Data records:

--------------------

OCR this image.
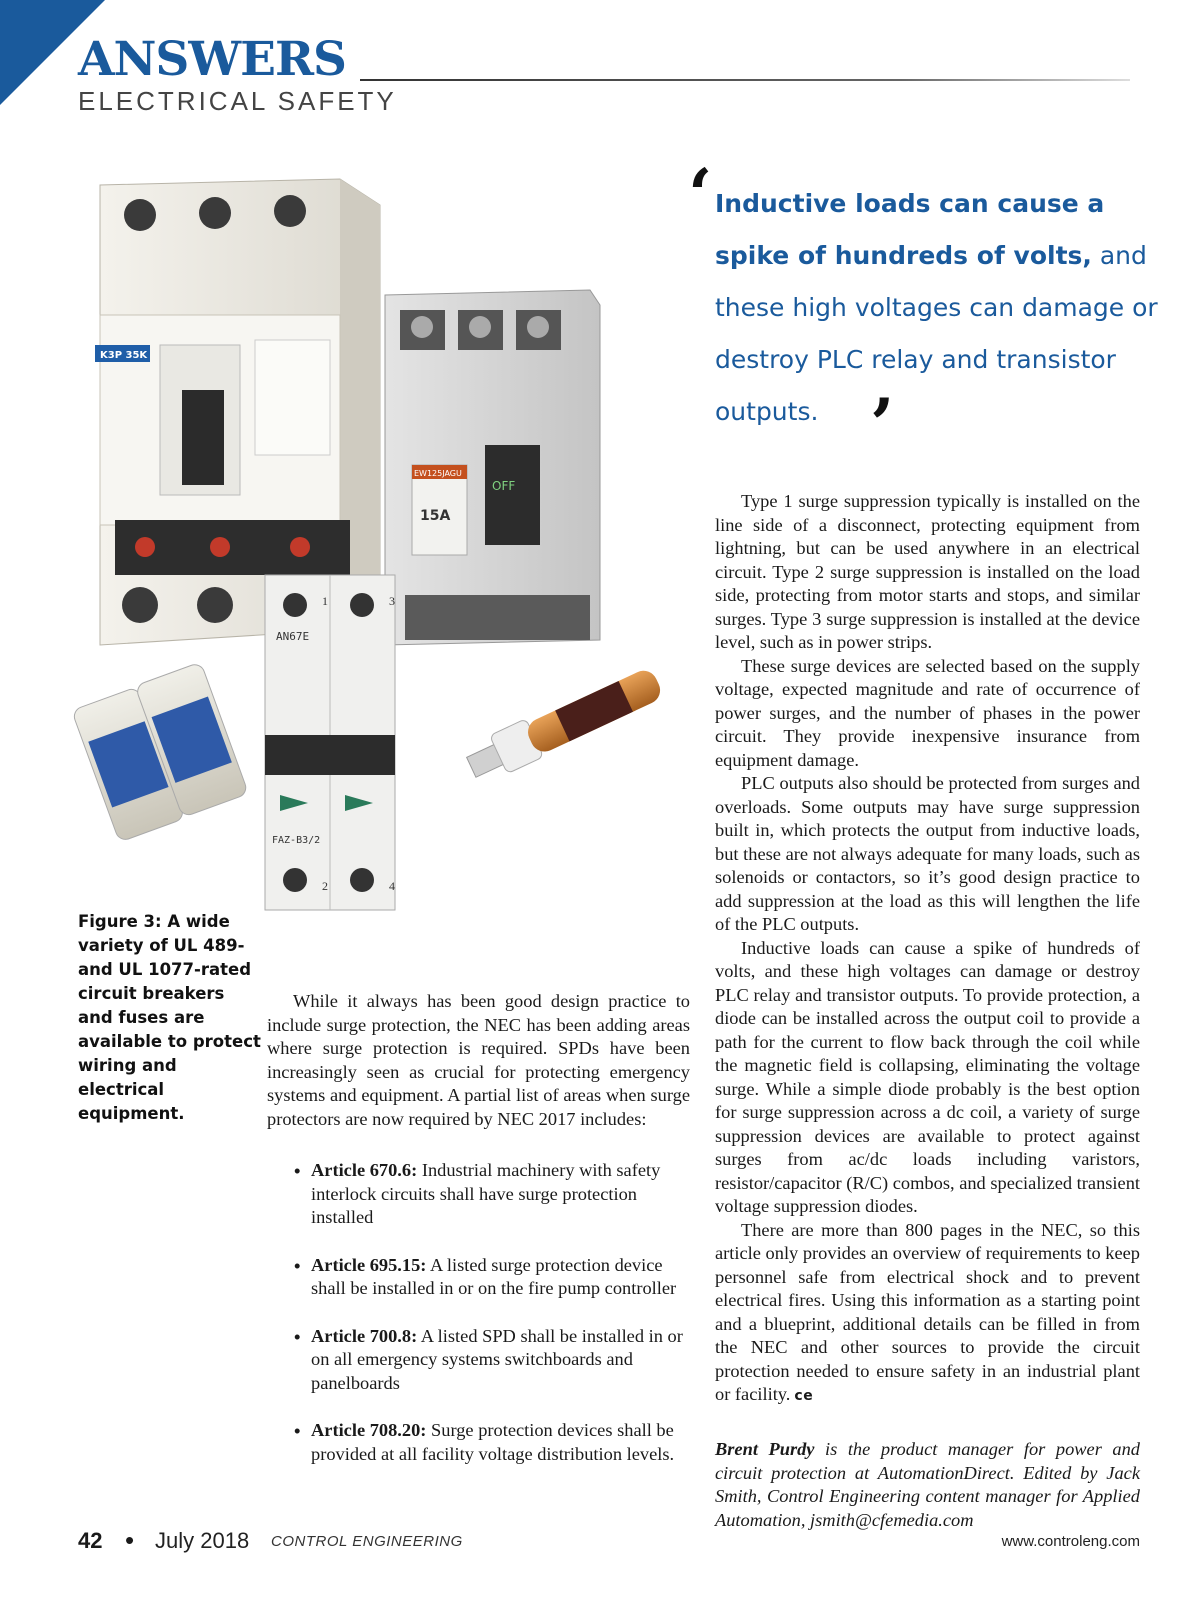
ANSWERS
ELECTRICAL SAFETY
K3P 35K
EW125JAGU
15A
OFF
AN67E
FAZ-B3/2
1	3
2	4
Figure 3: A wide variety of UL 489- and UL 1077-rated circuit breakers and fuses are available to protect wiring and electrical equipment.
‘ Inductive loads can cause a spike of hundreds of volts, and these high voltages can damage or destroy PLC relay and transistor outputs. ’

Type 1 surge suppression typically is installed on the line side of a disconnect, protecting equipment from lightning, but can be used anywhere in an electrical circuit. Type 2 surge suppression is installed on the load side, protecting from motor starts and stops, and similar surges. Type 3 surge suppression is installed at the device level, such as in power strips.

These surge devices are selected based on the supply voltage, expected magnitude and rate of occurrence of power surges, and the number of phases in the power circuit. They provide inexpensive insurance from equipment damage.

PLC outputs also should be protected from surges and overloads. Some outputs may have surge suppression built in, which protects the output from inductive loads, but these are not always adequate for many loads, such as solenoids or contactors, so it’s good design practice to add suppression at the load as this will lengthen the life of the PLC outputs.

Inductive loads can cause a spike of hundreds of volts, and these high voltages can damage or destroy PLC relay and transistor outputs. To provide protection, a diode can be installed across the output coil to provide a path for the current to flow back through the coil while the magnetic field is collapsing, eliminating the voltage surge. While a simple diode probably is the best option for surge suppression across a dc coil, a variety of surge suppression devices are available to protect against surges from ac/dc loads including varistors, resistor/capacitor (R/C) combos, and specialized transient voltage suppression diodes.

There are more than 800 pages in the NEC, so this article only provides an overview of requirements to keep personnel safe from electrical shock and to prevent electrical fires. Using this information as a starting point and a blueprint, additional details can be filled in from the NEC and other sources to provide the circuit protection needed to ensure safety in an industrial plant or facility. ce

While it always has been good design practice to include surge protection, the NEC has been adding areas where surge protection is required. SPDs have been increasingly seen as crucial for protecting emergency systems and equipment. A partial list of areas when surge protectors are now required by NEC 2017 includes:

• Article 670.6: Industrial machinery with safety interlock circuits shall have surge protection installed
• Article 695.15: A listed surge protection device shall be installed in or on the fire pump controller
• Article 700.8: A listed SPD shall be installed in or on all emergency systems switchboards and panelboards
• Article 708.20: Surge protection devices shall be provided at all facility voltage distribution levels.	Brent Purdy is the product manager for power and circuit protection at AutomationDirect. Edited by Jack Smith, Control Engineering content manager for Applied Automation, jsmith@cfemedia.com
42 • July 2018 CONTROL ENGINEERING	www.controleng.com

--------------------

Task details>
Of the lines in the data, how many contain the word "emergency"? Provide the number and nothing further.

Result>
2